◆ **Work required**: Copy every line that mentions the word "JSON".

◆ **Entries shown**:

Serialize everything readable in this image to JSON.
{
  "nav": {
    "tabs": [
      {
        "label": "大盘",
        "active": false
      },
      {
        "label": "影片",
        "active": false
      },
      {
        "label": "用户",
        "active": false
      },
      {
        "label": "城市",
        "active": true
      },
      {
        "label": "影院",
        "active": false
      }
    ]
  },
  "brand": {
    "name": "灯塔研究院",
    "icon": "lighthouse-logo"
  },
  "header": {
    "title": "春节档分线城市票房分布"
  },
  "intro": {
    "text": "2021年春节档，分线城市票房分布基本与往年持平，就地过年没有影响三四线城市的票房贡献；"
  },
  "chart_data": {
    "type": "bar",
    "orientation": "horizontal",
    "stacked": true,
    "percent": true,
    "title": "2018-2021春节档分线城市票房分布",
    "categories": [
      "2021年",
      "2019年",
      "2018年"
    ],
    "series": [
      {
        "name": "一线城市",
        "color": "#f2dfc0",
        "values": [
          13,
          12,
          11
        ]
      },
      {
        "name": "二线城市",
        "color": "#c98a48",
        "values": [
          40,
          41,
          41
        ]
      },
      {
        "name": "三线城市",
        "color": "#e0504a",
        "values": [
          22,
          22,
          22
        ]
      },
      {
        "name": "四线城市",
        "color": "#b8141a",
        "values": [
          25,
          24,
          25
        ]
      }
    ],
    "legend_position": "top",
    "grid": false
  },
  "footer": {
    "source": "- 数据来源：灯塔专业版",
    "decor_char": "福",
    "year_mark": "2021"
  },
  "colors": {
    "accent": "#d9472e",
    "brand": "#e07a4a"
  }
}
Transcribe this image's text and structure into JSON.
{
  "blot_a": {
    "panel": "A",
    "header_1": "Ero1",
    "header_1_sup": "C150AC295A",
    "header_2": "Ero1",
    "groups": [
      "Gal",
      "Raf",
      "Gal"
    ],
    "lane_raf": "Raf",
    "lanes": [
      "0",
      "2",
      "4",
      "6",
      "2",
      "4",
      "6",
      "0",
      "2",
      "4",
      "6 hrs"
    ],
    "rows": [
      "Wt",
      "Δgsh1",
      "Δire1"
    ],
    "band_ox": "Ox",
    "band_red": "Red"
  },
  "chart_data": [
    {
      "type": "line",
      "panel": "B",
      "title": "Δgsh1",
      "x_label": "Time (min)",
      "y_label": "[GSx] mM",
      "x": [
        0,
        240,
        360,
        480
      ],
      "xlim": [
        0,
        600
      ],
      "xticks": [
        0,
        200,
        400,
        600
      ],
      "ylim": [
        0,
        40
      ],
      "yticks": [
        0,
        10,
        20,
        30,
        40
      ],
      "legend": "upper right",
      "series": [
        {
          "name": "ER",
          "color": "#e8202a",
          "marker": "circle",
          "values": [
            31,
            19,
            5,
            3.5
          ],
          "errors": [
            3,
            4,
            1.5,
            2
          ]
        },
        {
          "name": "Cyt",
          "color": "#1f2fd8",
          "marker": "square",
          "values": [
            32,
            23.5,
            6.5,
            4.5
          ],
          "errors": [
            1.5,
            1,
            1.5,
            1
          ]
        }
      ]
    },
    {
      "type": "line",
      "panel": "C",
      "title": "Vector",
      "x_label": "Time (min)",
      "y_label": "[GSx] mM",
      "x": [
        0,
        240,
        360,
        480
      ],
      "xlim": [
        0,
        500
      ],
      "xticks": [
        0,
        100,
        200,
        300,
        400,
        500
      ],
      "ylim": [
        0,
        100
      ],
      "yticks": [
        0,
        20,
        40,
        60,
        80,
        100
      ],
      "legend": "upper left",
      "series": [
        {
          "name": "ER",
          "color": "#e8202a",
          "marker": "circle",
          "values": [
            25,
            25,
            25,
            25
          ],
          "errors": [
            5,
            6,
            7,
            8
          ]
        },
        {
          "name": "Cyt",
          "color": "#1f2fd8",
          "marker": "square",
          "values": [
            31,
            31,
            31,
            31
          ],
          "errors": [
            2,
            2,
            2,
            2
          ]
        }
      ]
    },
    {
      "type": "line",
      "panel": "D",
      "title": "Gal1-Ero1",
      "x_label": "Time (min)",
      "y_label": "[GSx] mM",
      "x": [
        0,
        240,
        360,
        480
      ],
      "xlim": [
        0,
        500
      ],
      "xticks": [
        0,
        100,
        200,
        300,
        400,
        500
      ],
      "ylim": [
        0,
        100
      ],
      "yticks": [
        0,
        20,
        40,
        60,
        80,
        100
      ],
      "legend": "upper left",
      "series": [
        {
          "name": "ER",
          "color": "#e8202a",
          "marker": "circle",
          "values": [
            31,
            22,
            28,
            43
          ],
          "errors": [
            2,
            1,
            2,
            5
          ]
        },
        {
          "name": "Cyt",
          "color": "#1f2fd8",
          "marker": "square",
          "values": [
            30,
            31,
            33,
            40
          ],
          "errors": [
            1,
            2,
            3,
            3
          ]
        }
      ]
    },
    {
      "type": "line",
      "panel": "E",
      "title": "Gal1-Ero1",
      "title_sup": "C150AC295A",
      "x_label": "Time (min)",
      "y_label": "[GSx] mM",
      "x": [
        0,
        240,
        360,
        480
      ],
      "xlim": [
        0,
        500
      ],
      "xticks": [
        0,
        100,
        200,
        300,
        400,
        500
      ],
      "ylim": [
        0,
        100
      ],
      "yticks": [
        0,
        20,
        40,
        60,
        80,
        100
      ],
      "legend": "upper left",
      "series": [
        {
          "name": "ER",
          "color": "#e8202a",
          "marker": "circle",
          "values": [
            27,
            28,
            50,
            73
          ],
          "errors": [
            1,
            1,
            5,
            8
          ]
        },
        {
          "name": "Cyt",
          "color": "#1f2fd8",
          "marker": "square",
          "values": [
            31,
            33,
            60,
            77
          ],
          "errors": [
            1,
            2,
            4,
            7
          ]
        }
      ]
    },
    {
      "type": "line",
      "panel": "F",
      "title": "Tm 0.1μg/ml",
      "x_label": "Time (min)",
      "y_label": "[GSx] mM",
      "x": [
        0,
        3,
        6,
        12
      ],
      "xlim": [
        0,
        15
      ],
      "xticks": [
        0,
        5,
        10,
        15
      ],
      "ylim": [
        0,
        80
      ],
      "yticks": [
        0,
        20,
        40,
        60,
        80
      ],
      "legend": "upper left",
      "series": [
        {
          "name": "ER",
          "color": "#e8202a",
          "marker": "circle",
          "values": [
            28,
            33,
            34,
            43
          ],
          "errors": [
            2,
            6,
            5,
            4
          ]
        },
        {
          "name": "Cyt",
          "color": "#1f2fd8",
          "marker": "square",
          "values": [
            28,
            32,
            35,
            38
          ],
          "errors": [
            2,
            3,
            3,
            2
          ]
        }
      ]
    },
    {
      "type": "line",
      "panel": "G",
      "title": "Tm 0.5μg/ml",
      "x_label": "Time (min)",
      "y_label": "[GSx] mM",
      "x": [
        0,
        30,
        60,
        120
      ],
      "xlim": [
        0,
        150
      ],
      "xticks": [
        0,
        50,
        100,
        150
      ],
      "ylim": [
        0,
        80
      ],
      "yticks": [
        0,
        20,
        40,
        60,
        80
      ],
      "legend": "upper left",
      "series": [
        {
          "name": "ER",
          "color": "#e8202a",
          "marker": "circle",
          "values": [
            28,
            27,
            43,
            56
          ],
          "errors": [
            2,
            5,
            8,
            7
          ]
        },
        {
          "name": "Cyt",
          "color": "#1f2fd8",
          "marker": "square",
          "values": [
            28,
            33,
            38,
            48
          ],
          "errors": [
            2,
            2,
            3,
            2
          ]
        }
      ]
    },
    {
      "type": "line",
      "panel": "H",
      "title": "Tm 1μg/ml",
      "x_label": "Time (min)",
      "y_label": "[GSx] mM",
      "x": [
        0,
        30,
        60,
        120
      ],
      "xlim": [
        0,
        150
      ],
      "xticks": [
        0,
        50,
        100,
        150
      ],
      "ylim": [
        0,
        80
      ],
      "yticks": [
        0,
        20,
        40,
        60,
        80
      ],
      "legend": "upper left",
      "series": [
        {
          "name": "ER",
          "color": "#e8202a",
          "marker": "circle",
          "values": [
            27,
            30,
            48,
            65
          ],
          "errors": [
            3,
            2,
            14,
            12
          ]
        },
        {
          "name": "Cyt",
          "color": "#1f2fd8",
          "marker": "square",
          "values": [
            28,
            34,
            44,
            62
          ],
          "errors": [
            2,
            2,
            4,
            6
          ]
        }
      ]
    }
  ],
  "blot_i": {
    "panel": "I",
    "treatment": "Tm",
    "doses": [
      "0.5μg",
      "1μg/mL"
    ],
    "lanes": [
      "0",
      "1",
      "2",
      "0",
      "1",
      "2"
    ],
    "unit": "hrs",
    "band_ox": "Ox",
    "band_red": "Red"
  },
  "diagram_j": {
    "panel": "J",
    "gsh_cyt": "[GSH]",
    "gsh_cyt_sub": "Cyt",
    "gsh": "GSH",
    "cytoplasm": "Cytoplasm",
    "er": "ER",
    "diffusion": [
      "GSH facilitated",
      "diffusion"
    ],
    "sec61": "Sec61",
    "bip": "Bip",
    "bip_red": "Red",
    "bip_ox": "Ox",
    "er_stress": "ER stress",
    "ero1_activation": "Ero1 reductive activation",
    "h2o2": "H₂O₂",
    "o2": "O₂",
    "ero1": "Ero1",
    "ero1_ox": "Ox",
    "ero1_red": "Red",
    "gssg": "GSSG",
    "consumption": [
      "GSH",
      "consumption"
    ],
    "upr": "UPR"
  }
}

◆ **Answer to the exercise**:
Serialize everything readable in this image to JSON.
Transcribe this image's text and structure into JSON.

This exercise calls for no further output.